SET PROBLEM. Print every line of the listing exactly, please.

========================================================================

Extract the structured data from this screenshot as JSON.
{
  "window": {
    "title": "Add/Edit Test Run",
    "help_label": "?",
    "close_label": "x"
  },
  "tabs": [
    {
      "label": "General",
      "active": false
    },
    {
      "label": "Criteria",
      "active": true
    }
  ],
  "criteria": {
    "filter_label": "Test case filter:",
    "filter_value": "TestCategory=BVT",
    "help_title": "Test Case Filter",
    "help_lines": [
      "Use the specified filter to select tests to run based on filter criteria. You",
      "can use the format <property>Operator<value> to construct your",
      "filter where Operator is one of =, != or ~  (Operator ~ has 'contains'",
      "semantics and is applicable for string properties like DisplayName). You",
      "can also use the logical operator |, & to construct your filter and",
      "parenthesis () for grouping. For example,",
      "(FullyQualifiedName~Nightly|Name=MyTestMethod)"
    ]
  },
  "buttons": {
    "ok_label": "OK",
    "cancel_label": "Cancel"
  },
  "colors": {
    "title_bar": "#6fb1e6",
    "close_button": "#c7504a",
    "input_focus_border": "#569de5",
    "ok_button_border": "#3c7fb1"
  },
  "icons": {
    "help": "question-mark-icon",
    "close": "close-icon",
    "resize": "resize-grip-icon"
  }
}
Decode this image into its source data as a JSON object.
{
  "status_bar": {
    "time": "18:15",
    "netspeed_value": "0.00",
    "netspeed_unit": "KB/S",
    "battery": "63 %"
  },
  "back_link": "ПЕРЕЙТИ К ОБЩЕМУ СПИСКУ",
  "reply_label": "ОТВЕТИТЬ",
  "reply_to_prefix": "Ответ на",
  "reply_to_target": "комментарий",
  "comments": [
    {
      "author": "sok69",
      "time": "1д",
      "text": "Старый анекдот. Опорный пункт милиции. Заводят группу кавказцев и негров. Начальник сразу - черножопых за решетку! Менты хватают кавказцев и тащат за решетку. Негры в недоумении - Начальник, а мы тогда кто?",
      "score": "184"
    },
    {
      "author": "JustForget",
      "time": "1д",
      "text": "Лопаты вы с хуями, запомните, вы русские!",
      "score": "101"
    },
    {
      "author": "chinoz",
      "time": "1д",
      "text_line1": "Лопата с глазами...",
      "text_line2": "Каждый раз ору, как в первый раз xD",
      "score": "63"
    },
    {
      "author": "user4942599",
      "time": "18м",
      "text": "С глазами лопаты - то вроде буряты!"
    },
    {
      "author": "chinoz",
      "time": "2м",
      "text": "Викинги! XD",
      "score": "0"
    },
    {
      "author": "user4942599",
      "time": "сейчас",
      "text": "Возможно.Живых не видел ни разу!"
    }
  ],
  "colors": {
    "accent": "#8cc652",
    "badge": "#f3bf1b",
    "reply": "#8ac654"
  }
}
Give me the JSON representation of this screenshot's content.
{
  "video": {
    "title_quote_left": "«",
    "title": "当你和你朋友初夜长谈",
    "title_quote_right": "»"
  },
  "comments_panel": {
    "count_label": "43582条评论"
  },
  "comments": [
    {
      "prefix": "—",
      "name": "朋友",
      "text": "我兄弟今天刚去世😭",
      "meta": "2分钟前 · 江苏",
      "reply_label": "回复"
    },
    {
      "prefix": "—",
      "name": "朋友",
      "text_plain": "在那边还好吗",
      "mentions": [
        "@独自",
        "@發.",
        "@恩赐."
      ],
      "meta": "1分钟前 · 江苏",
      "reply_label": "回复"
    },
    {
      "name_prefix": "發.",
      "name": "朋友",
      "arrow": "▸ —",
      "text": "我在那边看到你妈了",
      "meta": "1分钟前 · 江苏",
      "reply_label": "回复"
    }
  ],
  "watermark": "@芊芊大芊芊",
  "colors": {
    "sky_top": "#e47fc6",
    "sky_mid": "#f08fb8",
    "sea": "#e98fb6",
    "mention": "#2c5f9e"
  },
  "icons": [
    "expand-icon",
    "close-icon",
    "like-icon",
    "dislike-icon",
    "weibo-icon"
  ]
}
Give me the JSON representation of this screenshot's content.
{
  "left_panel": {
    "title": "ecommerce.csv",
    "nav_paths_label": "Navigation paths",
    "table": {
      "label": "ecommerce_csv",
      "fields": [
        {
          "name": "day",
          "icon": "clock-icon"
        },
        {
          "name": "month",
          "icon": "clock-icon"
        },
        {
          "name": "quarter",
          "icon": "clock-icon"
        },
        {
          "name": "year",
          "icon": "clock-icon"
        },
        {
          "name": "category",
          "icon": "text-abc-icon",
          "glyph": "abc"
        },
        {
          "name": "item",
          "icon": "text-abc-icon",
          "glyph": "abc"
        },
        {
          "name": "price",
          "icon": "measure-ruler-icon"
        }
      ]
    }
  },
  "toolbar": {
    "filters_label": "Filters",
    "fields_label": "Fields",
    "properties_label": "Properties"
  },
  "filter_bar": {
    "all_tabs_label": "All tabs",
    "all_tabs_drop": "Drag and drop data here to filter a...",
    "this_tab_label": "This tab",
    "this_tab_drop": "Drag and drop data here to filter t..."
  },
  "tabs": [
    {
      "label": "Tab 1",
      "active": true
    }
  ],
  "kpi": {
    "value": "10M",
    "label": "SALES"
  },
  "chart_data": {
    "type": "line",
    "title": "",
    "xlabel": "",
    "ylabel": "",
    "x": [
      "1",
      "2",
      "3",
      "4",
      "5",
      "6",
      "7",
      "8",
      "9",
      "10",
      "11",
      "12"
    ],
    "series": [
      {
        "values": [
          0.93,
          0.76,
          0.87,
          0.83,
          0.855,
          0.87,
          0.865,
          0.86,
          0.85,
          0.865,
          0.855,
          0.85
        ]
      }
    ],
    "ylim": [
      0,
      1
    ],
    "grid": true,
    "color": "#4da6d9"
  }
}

========================================================================

THE ANSWER.
Extract the structured data from this screenshot as JSON.
{
  "window": {
    "title": "Add/Edit Test Run",
    "help_label": "?",
    "close_label": "x"
  },
  "tabs": [
    {
      "label": "General",
      "active": false
    },
    {
      "label": "Criteria",
      "active": true
    }
  ],
  "criteria": {
    "filter_label": "Test case filter:",
    "filter_value": "TestCategory=BVT",
    "help_title": "Test Case Filter",
    "help_lines": [
      "Use the specified filter to select tests to run based on filter criteria. You",
      "can use the format <property>Operator<value> to construct your",
      "filter where Operator is one of =, != or ~  (Operator ~ has 'contains'",
      "semantics and is applicable for string properties like DisplayName). You",
      "can also use the logical operator |, & to construct your filter and",
      "parenthesis () for grouping. For example,",
      "(FullyQualifiedName~Nightly|Name=MyTestMethod)"
    ]
  },
  "buttons": {
    "ok_label": "OK",
    "cancel_label": "Cancel"
  },
  "colors": {
    "title_bar": "#6fb1e6",
    "close_button": "#c7504a",
    "input_focus_border": "#569de5",
    "ok_button_border": "#3c7fb1"
  },
  "icons": {
    "help": "question-mark-icon",
    "close": "close-icon",
    "resize": "resize-grip-icon"
  }
}
Decode this image into its source data as a JSON object.
{
  "status_bar": {
    "time": "18:15",
    "netspeed_value": "0.00",
    "netspeed_unit": "KB/S",
    "battery": "63 %"
  },
  "back_link": "ПЕРЕЙТИ К ОБЩЕМУ СПИСКУ",
  "reply_label": "ОТВЕТИТЬ",
  "reply_to_prefix": "Ответ на",
  "reply_to_target": "комментарий",
  "comments": [
    {
      "author": "sok69",
      "time": "1д",
      "text": "Старый анекдот. Опорный пункт милиции. Заводят группу кавказцев и негров. Начальник сразу - черножопых за решетку! Менты хватают кавказцев и тащат за решетку. Негры в недоумении - Начальник, а мы тогда кто?",
      "score": "184"
    },
    {
      "author": "JustForget",
      "time": "1д",
      "text": "Лопаты вы с хуями, запомните, вы русские!",
      "score": "101"
    },
    {
      "author": "chinoz",
      "time": "1д",
      "text_line1": "Лопата с глазами...",
      "text_line2": "Каждый раз ору, как в первый раз xD",
      "score": "63"
    },
    {
      "author": "user4942599",
      "time": "18м",
      "text": "С глазами лопаты - то вроде буряты!"
    },
    {
      "author": "chinoz",
      "time": "2м",
      "text": "Викинги! XD",
      "score": "0"
    },
    {
      "author": "user4942599",
      "time": "сейчас",
      "text": "Возможно.Живых не видел ни разу!"
    }
  ],
  "colors": {
    "accent": "#8cc652",
    "badge": "#f3bf1b",
    "reply": "#8ac654"
  }
}
Give me the JSON representation of this screenshot's content.
{
  "video": {
    "title_quote_left": "«",
    "title": "当你和你朋友初夜长谈",
    "title_quote_right": "»"
  },
  "comments_panel": {
    "count_label": "43582条评论"
  },
  "comments": [
    {
      "prefix": "—",
      "name": "朋友",
      "text": "我兄弟今天刚去世😭",
      "meta": "2分钟前 · 江苏",
      "reply_label": "回复"
    },
    {
      "prefix": "—",
      "name": "朋友",
      "text_plain": "在那边还好吗",
      "mentions": [
        "@独自",
        "@發.",
        "@恩赐."
      ],
      "meta": "1分钟前 · 江苏",
      "reply_label": "回复"
    },
    {
      "name_prefix": "發.",
      "name": "朋友",
      "arrow": "▸ —",
      "text": "我在那边看到你妈了",
      "meta": "1分钟前 · 江苏",
      "reply_label": "回复"
    }
  ],
  "watermark": "@芊芊大芊芊",
  "colors": {
    "sky_top": "#e47fc6",
    "sky_mid": "#f08fb8",
    "sea": "#e98fb6",
    "mention": "#2c5f9e"
  },
  "icons": [
    "expand-icon",
    "close-icon",
    "like-icon",
    "dislike-icon",
    "weibo-icon"
  ]
}
Give me the JSON representation of this screenshot's content.
{
  "left_panel": {
    "title": "ecommerce.csv",
    "nav_paths_label": "Navigation paths",
    "table": {
      "label": "ecommerce_csv",
      "fields": [
        {
          "name": "day",
          "icon": "clock-icon"
        },
        {
          "name": "month",
          "icon": "clock-icon"
        },
        {
          "name": "quarter",
          "icon": "clock-icon"
        },
        {
          "name": "year",
          "icon": "clock-icon"
        },
        {
          "name": "category",
          "icon": "text-abc-icon",
          "glyph": "abc"
        },
        {
          "name": "item",
          "icon": "text-abc-icon",
          "glyph": "abc"
        },
        {
          "name": "price",
          "icon": "measure-ruler-icon"
        }
      ]
    }
  },
  "toolbar": {
    "filters_label": "Filters",
    "fields_label": "Fields",
    "properties_label": "Properties"
  },
  "filter_bar": {
    "all_tabs_label": "All tabs",
    "all_tabs_drop": "Drag and drop data here to filter a...",
    "this_tab_label": "This tab",
    "this_tab_drop": "Drag and drop data here to filter t..."
  },
  "tabs": [
    {
      "label": "Tab 1",
      "active": true
    }
  ],
  "kpi": {
    "value": "10M",
    "label": "SALES"
  },
  "chart_data": {
    "type": "line",
    "title": "",
    "xlabel": "",
    "ylabel": "",
    "x": [
      "1",
      "2",
      "3",
      "4",
      "5",
      "6",
      "7",
      "8",
      "9",
      "10",
      "11",
      "12"
    ],
    "series": [
      {
        "values": [
          0.93,
          0.76,
          0.87,
          0.83,
          0.855,
          0.87,
          0.865,
          0.86,
          0.85,
          0.865,
          0.855,
          0.85
        ]
      }
    ],
    "ylim": [
      0,
      1
    ],
    "grid": true,
    "color": "#4da6d9"
  }
}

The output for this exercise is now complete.